══ Dataset records ══

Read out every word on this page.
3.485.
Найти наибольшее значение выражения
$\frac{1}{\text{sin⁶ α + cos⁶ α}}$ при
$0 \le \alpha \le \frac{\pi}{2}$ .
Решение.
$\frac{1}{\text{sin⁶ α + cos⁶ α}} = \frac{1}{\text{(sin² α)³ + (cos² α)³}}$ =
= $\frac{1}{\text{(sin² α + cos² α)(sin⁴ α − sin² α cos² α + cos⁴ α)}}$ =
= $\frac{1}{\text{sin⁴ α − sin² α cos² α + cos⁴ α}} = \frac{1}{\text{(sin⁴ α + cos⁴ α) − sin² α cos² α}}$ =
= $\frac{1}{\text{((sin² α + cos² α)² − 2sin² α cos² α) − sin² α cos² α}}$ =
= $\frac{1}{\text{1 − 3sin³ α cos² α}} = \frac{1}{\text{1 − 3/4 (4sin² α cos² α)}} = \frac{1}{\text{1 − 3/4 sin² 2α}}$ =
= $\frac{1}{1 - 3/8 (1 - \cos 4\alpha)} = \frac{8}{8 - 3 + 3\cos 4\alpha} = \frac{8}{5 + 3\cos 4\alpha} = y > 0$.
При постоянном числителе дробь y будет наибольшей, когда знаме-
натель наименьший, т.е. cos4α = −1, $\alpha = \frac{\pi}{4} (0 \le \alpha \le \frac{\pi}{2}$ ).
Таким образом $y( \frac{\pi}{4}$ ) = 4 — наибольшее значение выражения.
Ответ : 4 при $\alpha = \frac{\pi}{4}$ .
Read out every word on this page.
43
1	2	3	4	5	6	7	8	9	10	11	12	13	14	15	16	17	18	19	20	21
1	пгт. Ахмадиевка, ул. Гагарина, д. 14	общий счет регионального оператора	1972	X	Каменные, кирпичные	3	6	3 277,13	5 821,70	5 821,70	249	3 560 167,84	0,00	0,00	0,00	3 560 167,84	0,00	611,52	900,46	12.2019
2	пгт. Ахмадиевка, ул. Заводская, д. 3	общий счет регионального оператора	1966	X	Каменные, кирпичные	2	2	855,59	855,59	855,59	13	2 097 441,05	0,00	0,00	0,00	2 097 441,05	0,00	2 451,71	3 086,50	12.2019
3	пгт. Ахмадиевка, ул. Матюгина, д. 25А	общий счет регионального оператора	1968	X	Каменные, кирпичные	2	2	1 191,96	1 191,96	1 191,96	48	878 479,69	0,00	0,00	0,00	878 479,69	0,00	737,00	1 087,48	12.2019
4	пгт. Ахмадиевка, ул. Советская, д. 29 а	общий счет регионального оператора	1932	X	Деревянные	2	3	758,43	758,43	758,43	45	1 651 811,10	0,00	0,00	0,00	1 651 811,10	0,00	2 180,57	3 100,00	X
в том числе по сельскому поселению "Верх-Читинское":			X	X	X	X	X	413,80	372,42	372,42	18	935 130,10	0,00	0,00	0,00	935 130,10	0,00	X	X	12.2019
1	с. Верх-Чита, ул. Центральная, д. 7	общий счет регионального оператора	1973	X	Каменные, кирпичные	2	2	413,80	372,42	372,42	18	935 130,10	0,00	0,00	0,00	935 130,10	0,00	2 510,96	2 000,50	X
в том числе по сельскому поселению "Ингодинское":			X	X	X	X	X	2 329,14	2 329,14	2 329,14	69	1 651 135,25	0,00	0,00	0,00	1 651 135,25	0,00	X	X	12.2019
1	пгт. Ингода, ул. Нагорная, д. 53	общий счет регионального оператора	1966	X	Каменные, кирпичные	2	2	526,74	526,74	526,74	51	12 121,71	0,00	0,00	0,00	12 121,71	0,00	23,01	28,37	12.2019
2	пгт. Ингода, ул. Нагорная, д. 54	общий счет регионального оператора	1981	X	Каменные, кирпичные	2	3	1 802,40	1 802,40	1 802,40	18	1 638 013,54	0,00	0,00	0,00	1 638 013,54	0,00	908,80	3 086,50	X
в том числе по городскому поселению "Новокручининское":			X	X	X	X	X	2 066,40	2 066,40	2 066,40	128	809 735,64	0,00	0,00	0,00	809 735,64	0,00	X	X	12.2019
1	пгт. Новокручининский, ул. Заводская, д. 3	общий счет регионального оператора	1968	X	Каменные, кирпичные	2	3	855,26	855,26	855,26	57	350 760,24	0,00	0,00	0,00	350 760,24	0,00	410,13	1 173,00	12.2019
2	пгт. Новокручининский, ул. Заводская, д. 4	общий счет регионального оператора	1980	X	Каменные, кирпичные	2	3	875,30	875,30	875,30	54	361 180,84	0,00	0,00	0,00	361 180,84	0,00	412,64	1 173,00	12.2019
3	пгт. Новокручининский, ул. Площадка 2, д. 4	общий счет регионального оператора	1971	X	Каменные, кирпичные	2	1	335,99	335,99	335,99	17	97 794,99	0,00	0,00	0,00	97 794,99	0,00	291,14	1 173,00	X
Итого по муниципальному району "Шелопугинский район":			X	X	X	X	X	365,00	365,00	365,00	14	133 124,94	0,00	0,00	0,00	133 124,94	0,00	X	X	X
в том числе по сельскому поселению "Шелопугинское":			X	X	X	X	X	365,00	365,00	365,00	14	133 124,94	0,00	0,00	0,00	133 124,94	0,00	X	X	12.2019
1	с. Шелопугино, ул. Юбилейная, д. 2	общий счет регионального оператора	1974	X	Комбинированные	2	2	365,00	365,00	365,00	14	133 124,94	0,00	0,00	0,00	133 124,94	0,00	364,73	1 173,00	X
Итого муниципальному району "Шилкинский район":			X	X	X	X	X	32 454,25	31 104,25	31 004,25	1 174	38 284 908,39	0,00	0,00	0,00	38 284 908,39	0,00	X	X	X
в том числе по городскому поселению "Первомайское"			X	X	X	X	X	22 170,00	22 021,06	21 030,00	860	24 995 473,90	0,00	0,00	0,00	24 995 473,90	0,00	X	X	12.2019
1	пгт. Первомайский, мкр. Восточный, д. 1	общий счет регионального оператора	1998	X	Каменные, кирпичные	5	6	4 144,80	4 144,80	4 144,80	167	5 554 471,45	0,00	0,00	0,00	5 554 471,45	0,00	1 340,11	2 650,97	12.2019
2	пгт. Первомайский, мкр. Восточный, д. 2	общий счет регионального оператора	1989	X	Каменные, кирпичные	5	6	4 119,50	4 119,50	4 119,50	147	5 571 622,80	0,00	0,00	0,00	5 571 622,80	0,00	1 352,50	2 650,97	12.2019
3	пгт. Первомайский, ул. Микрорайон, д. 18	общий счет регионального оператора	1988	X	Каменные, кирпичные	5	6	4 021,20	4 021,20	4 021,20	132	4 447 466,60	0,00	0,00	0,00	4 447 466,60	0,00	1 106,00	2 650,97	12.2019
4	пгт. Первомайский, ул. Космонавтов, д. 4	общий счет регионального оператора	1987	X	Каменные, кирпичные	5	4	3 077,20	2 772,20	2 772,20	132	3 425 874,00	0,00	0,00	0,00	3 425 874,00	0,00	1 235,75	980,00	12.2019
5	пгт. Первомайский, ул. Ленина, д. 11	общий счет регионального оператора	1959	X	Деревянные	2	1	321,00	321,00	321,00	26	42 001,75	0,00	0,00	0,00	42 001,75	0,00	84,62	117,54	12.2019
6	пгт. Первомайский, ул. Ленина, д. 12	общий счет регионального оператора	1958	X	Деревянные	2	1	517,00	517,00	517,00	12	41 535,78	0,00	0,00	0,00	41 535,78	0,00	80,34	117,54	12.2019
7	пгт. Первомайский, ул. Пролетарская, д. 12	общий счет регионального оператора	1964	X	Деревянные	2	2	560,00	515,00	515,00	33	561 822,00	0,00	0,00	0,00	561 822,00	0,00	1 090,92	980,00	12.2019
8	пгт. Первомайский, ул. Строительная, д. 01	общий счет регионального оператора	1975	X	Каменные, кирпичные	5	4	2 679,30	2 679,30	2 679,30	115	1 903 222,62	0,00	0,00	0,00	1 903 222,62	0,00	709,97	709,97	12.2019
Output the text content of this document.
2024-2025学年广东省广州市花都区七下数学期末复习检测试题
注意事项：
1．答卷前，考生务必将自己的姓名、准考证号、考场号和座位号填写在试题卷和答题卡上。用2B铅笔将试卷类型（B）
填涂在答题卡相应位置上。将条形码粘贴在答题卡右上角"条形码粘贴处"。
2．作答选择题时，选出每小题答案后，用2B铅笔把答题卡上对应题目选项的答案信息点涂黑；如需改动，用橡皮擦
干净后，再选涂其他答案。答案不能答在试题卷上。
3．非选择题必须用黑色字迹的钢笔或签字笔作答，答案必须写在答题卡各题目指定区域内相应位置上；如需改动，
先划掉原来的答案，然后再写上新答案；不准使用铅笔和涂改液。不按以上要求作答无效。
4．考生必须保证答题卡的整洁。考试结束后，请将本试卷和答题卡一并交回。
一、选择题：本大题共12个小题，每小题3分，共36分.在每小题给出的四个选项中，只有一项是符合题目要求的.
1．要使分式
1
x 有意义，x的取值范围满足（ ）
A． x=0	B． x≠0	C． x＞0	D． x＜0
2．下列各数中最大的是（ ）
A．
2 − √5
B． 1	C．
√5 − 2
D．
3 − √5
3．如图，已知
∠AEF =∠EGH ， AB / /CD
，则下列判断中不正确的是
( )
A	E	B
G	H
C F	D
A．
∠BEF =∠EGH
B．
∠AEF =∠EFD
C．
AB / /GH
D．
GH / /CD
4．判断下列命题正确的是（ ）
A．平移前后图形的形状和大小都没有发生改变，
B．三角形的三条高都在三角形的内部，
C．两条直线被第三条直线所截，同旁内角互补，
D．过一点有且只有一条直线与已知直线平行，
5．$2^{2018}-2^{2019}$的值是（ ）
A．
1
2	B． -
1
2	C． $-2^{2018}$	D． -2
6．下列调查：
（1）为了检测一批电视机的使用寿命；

═══

## What to work on:
Take the line with "Output the text content of this document." and all lines after it through the end of the records, and write them out exactly; include nothing else.

## Written answer:
Output the text content of this document.
2024-2025学年广东省广州市花都区七下数学期末复习检测试题
注意事项：
1．答卷前，考生务必将自己的姓名、准考证号、考场号和座位号填写在试题卷和答题卡上。用2B铅笔将试卷类型（B）
填涂在答题卡相应位置上。将条形码粘贴在答题卡右上角"条形码粘贴处"。
2．作答选择题时，选出每小题答案后，用2B铅笔把答题卡上对应题目选项的答案信息点涂黑；如需改动，用橡皮擦
干净后，再选涂其他答案。答案不能答在试题卷上。
3．非选择题必须用黑色字迹的钢笔或签字笔作答，答案必须写在答题卡各题目指定区域内相应位置上；如需改动，
先划掉原来的答案，然后再写上新答案；不准使用铅笔和涂改液。不按以上要求作答无效。
4．考生必须保证答题卡的整洁。考试结束后，请将本试卷和答题卡一并交回。
一、选择题：本大题共12个小题，每小题3分，共36分.在每小题给出的四个选项中，只有一项是符合题目要求的.
1．要使分式
1
x 有意义，x的取值范围满足（ ）
A． x=0	B． x≠0	C． x＞0	D． x＜0
2．下列各数中最大的是（ ）
A．
2 − √5
B． 1	C．
√5 − 2
D．
3 − √5
3．如图，已知
∠AEF =∠EGH ， AB / /CD
，则下列判断中不正确的是
( )
A	E	B
G	H
C F	D
A．
∠BEF =∠EGH
B．
∠AEF =∠EFD
C．
AB / /GH
D．
GH / /CD
4．判断下列命题正确的是（ ）
A．平移前后图形的形状和大小都没有发生改变，
B．三角形的三条高都在三角形的内部，
C．两条直线被第三条直线所截，同旁内角互补，
D．过一点有且只有一条直线与已知直线平行，
5．$2^{2018}-2^{2019}$的值是（ ）
A．
1
2	B． -
1
2	C． $-2^{2018}$	D． -2
6．下列调查：
（1）为了检测一批电视机的使用寿命；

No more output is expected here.